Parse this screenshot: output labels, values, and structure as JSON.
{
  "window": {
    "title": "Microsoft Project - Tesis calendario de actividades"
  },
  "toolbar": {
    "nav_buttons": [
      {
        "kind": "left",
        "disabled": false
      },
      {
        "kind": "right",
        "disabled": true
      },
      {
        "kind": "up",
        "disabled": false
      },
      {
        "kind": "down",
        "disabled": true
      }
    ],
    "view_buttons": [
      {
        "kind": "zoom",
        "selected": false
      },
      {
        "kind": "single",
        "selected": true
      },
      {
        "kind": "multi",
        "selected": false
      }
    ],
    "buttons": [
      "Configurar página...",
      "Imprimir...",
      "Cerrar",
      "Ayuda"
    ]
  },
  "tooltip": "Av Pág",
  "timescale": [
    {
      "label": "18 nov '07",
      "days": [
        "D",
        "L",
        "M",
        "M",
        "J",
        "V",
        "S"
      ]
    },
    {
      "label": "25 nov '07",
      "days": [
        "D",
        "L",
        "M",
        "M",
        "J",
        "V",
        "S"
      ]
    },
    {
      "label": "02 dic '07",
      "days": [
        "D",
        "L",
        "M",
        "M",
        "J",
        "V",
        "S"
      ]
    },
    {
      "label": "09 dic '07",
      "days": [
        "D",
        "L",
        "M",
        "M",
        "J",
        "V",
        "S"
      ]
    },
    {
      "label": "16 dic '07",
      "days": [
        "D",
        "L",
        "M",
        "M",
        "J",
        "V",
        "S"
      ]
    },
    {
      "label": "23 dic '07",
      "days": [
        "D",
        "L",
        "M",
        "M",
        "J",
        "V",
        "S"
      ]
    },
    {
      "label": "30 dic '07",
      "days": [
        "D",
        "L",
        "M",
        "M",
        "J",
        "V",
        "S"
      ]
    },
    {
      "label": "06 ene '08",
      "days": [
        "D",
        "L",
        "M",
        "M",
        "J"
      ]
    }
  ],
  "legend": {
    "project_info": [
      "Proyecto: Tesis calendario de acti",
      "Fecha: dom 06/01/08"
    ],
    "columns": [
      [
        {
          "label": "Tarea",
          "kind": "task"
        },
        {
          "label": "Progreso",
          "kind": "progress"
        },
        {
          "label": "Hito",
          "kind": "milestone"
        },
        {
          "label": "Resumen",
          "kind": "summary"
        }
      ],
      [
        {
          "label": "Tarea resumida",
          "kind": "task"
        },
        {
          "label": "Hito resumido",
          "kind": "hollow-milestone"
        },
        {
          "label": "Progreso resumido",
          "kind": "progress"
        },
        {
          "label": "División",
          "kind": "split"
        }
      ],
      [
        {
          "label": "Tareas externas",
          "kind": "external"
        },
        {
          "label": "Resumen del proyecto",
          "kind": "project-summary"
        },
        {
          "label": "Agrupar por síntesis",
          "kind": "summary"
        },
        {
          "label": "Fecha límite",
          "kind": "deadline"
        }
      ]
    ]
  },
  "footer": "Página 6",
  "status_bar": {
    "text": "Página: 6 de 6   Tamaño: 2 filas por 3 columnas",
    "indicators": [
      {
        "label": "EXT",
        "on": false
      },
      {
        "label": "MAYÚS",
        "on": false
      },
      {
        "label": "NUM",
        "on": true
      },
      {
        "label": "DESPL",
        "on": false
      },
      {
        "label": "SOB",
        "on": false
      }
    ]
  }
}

#### DIRECTIONS:
Reproduce the entries above in full, verbatim.

#### TASK RESULT:
Parse this screenshot: output labels, values, and structure as JSON.
{
  "window": {
    "title": "Microsoft Project - Tesis calendario de actividades"
  },
  "toolbar": {
    "nav_buttons": [
      {
        "kind": "left",
        "disabled": false
      },
      {
        "kind": "right",
        "disabled": true
      },
      {
        "kind": "up",
        "disabled": false
      },
      {
        "kind": "down",
        "disabled": true
      }
    ],
    "view_buttons": [
      {
        "kind": "zoom",
        "selected": false
      },
      {
        "kind": "single",
        "selected": true
      },
      {
        "kind": "multi",
        "selected": false
      }
    ],
    "buttons": [
      "Configurar página...",
      "Imprimir...",
      "Cerrar",
      "Ayuda"
    ]
  },
  "tooltip": "Av Pág",
  "timescale": [
    {
      "label": "18 nov '07",
      "days": [
        "D",
        "L",
        "M",
        "M",
        "J",
        "V",
        "S"
      ]
    },
    {
      "label": "25 nov '07",
      "days": [
        "D",
        "L",
        "M",
        "M",
        "J",
        "V",
        "S"
      ]
    },
    {
      "label": "02 dic '07",
      "days": [
        "D",
        "L",
        "M",
        "M",
        "J",
        "V",
        "S"
      ]
    },
    {
      "label": "09 dic '07",
      "days": [
        "D",
        "L",
        "M",
        "M",
        "J",
        "V",
        "S"
      ]
    },
    {
      "label": "16 dic '07",
      "days": [
        "D",
        "L",
        "M",
        "M",
        "J",
        "V",
        "S"
      ]
    },
    {
      "label": "23 dic '07",
      "days": [
        "D",
        "L",
        "M",
        "M",
        "J",
        "V",
        "S"
      ]
    },
    {
      "label": "30 dic '07",
      "days": [
        "D",
        "L",
        "M",
        "M",
        "J",
        "V",
        "S"
      ]
    },
    {
      "label": "06 ene '08",
      "days": [
        "D",
        "L",
        "M",
        "M",
        "J"
      ]
    }
  ],
  "legend": {
    "project_info": [
      "Proyecto: Tesis calendario de acti",
      "Fecha: dom 06/01/08"
    ],
    "columns": [
      [
        {
          "label": "Tarea",
          "kind": "task"
        },
        {
          "label": "Progreso",
          "kind": "progress"
        },
        {
          "label": "Hito",
          "kind": "milestone"
        },
        {
          "label": "Resumen",
          "kind": "summary"
        }
      ],
      [
        {
          "label": "Tarea resumida",
          "kind": "task"
        },
        {
          "label": "Hito resumido",
          "kind": "hollow-milestone"
        },
        {
          "label": "Progreso resumido",
          "kind": "progress"
        },
        {
          "label": "División",
          "kind": "split"
        }
      ],
      [
        {
          "label": "Tareas externas",
          "kind": "external"
        },
        {
          "label": "Resumen del proyecto",
          "kind": "project-summary"
        },
        {
          "label": "Agrupar por síntesis",
          "kind": "summary"
        },
        {
          "label": "Fecha límite",
          "kind": "deadline"
        }
      ]
    ]
  },
  "footer": "Página 6",
  "status_bar": {
    "text": "Página: 6 de 6   Tamaño: 2 filas por 3 columnas",
    "indicators": [
      {
        "label": "EXT",
        "on": false
      },
      {
        "label": "MAYÚS",
        "on": false
      },
      {
        "label": "NUM",
        "on": true
      },
      {
        "label": "DESPL",
        "on": false
      },
      {
        "label": "SOB",
        "on": false
      }
    ]
  }
}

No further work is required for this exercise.